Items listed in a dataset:
* START *

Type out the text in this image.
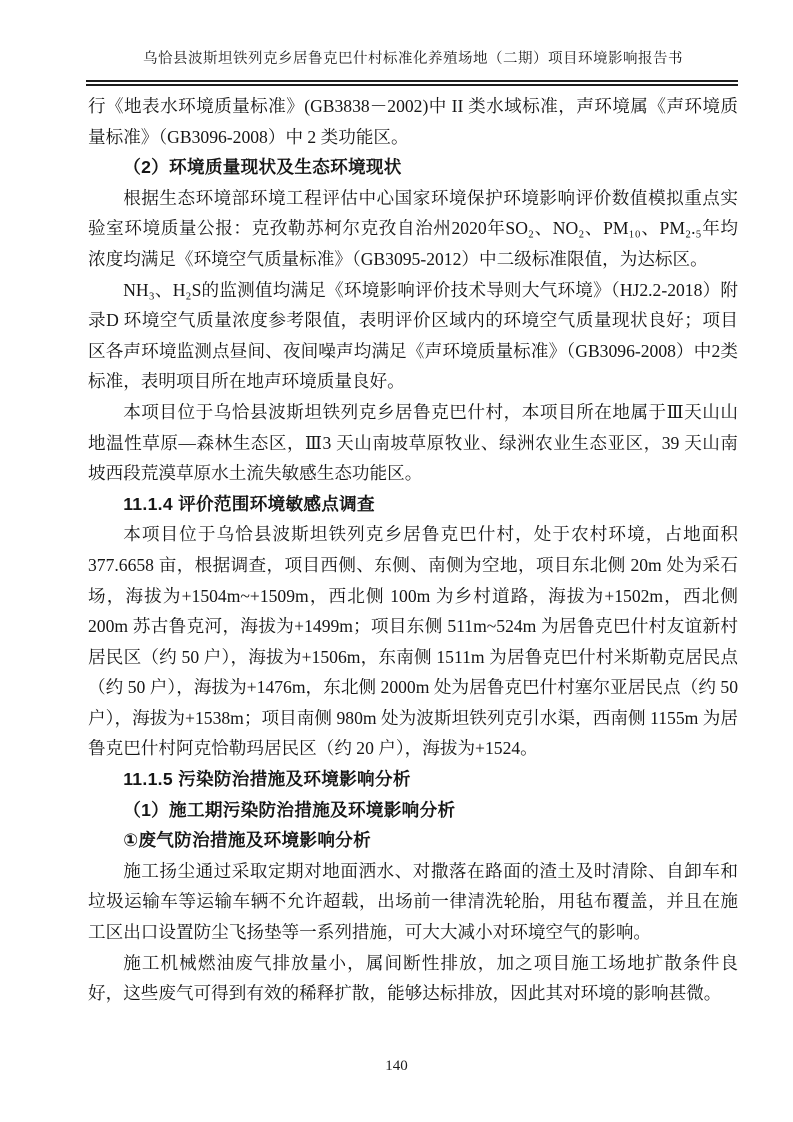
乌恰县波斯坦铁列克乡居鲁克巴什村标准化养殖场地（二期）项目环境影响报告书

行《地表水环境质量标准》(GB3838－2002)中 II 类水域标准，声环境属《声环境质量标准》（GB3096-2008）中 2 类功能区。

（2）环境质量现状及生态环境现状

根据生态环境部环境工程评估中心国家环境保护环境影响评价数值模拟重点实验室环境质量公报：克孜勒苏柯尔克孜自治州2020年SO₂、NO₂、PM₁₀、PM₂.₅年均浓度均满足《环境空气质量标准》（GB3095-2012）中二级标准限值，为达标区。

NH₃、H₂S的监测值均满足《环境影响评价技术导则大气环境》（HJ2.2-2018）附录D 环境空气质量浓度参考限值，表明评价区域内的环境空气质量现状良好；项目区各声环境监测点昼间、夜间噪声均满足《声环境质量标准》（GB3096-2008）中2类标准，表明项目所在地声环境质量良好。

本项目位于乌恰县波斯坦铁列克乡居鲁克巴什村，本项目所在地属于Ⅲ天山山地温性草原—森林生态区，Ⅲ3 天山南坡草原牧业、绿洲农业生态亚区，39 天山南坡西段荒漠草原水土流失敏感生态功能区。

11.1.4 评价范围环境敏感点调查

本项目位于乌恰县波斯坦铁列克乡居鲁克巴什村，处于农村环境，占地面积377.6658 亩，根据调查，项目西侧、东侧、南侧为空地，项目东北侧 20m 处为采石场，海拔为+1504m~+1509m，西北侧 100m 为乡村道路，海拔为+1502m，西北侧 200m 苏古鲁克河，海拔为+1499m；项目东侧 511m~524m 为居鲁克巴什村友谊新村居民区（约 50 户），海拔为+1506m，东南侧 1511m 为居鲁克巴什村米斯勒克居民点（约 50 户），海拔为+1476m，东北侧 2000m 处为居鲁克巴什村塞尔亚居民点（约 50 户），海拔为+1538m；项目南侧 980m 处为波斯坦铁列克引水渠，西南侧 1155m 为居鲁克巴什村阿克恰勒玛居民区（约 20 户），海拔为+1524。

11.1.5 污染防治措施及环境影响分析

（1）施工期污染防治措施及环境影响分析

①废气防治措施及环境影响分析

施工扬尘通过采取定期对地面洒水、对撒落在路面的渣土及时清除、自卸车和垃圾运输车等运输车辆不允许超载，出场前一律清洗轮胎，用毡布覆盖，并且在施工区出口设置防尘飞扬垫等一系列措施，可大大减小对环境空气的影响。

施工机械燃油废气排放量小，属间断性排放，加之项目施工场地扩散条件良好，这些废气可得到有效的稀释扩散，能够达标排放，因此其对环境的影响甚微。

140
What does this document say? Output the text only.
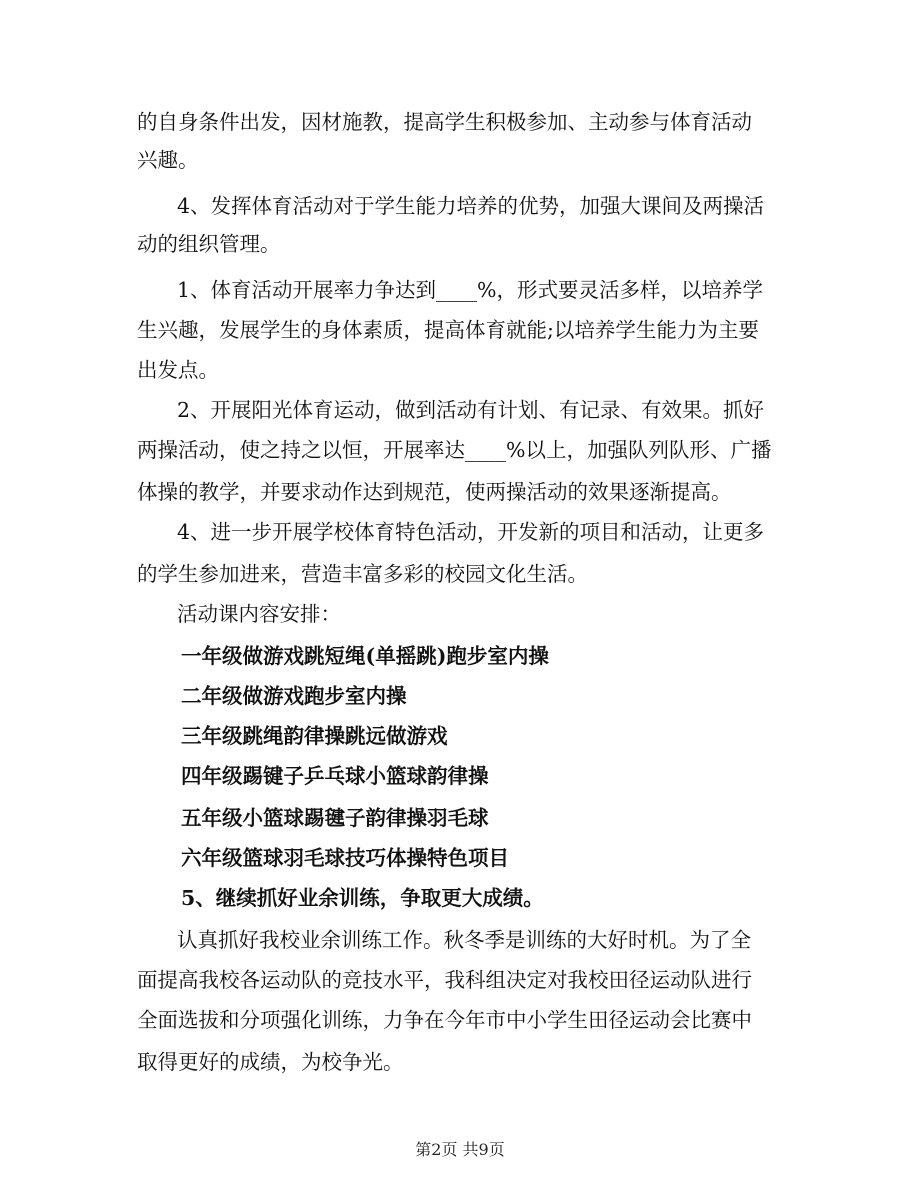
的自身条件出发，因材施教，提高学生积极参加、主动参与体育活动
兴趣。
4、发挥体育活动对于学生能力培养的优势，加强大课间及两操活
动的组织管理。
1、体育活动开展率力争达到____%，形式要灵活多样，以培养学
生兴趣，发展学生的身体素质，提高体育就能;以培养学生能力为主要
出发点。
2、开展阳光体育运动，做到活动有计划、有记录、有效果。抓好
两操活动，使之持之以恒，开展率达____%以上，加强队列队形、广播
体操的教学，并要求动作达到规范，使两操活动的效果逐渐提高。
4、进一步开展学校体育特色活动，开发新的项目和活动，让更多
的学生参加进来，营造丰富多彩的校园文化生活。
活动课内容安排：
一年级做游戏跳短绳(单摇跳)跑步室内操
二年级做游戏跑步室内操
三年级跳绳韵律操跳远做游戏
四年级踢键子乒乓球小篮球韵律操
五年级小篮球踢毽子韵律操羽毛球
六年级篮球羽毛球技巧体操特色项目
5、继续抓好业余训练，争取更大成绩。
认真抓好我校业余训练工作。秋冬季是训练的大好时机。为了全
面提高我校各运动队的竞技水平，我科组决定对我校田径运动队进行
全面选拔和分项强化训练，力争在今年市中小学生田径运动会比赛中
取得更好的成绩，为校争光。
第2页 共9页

* END *

**Direction:**
Extract all the data above exactly, excluding every picture.

**Correct output:**
Type out the text in this image.
乌恰县波斯坦铁列克乡居鲁克巴什村标准化养殖场地（二期）项目环境影响报告书

行《地表水环境质量标准》(GB3838－2002)中 II 类水域标准，声环境属《声环境质量标准》（GB3096-2008）中 2 类功能区。

（2）环境质量现状及生态环境现状

根据生态环境部环境工程评估中心国家环境保护环境影响评价数值模拟重点实验室环境质量公报：克孜勒苏柯尔克孜自治州2020年SO₂、NO₂、PM₁₀、PM₂.₅年均浓度均满足《环境空气质量标准》（GB3095-2012）中二级标准限值，为达标区。

NH₃、H₂S的监测值均满足《环境影响评价技术导则大气环境》（HJ2.2-2018）附录D 环境空气质量浓度参考限值，表明评价区域内的环境空气质量现状良好；项目区各声环境监测点昼间、夜间噪声均满足《声环境质量标准》（GB3096-2008）中2类标准，表明项目所在地声环境质量良好。

本项目位于乌恰县波斯坦铁列克乡居鲁克巴什村，本项目所在地属于Ⅲ天山山地温性草原—森林生态区，Ⅲ3 天山南坡草原牧业、绿洲农业生态亚区，39 天山南坡西段荒漠草原水土流失敏感生态功能区。

11.1.4 评价范围环境敏感点调查

本项目位于乌恰县波斯坦铁列克乡居鲁克巴什村，处于农村环境，占地面积377.6658 亩，根据调查，项目西侧、东侧、南侧为空地，项目东北侧 20m 处为采石场，海拔为+1504m~+1509m，西北侧 100m 为乡村道路，海拔为+1502m，西北侧 200m 苏古鲁克河，海拔为+1499m；项目东侧 511m~524m 为居鲁克巴什村友谊新村居民区（约 50 户），海拔为+1506m，东南侧 1511m 为居鲁克巴什村米斯勒克居民点（约 50 户），海拔为+1476m，东北侧 2000m 处为居鲁克巴什村塞尔亚居民点（约 50 户），海拔为+1538m；项目南侧 980m 处为波斯坦铁列克引水渠，西南侧 1155m 为居鲁克巴什村阿克恰勒玛居民区（约 20 户），海拔为+1524。

11.1.5 污染防治措施及环境影响分析

（1）施工期污染防治措施及环境影响分析

①废气防治措施及环境影响分析

施工扬尘通过采取定期对地面洒水、对撒落在路面的渣土及时清除、自卸车和垃圾运输车等运输车辆不允许超载，出场前一律清洗轮胎，用毡布覆盖，并且在施工区出口设置防尘飞扬垫等一系列措施，可大大减小对环境空气的影响。

施工机械燃油废气排放量小，属间断性排放，加之项目施工场地扩散条件良好，这些废气可得到有效的稀释扩散，能够达标排放，因此其对环境的影响甚微。

140
What does this document say? Output the text only.
的自身条件出发，因材施教，提高学生积极参加、主动参与体育活动
兴趣。
4、发挥体育活动对于学生能力培养的优势，加强大课间及两操活
动的组织管理。
1、体育活动开展率力争达到____%，形式要灵活多样，以培养学
生兴趣，发展学生的身体素质，提高体育就能;以培养学生能力为主要
出发点。
2、开展阳光体育运动，做到活动有计划、有记录、有效果。抓好
两操活动，使之持之以恒，开展率达____%以上，加强队列队形、广播
体操的教学，并要求动作达到规范，使两操活动的效果逐渐提高。
4、进一步开展学校体育特色活动，开发新的项目和活动，让更多
的学生参加进来，营造丰富多彩的校园文化生活。
活动课内容安排：
一年级做游戏跳短绳(单摇跳)跑步室内操
二年级做游戏跑步室内操
三年级跳绳韵律操跳远做游戏
四年级踢键子乒乓球小篮球韵律操
五年级小篮球踢毽子韵律操羽毛球
六年级篮球羽毛球技巧体操特色项目
5、继续抓好业余训练，争取更大成绩。
认真抓好我校业余训练工作。秋冬季是训练的大好时机。为了全
面提高我校各运动队的竞技水平，我科组决定对我校田径运动队进行
全面选拔和分项强化训练，力争在今年市中小学生田径运动会比赛中
取得更好的成绩，为校争光。
第2页 共9页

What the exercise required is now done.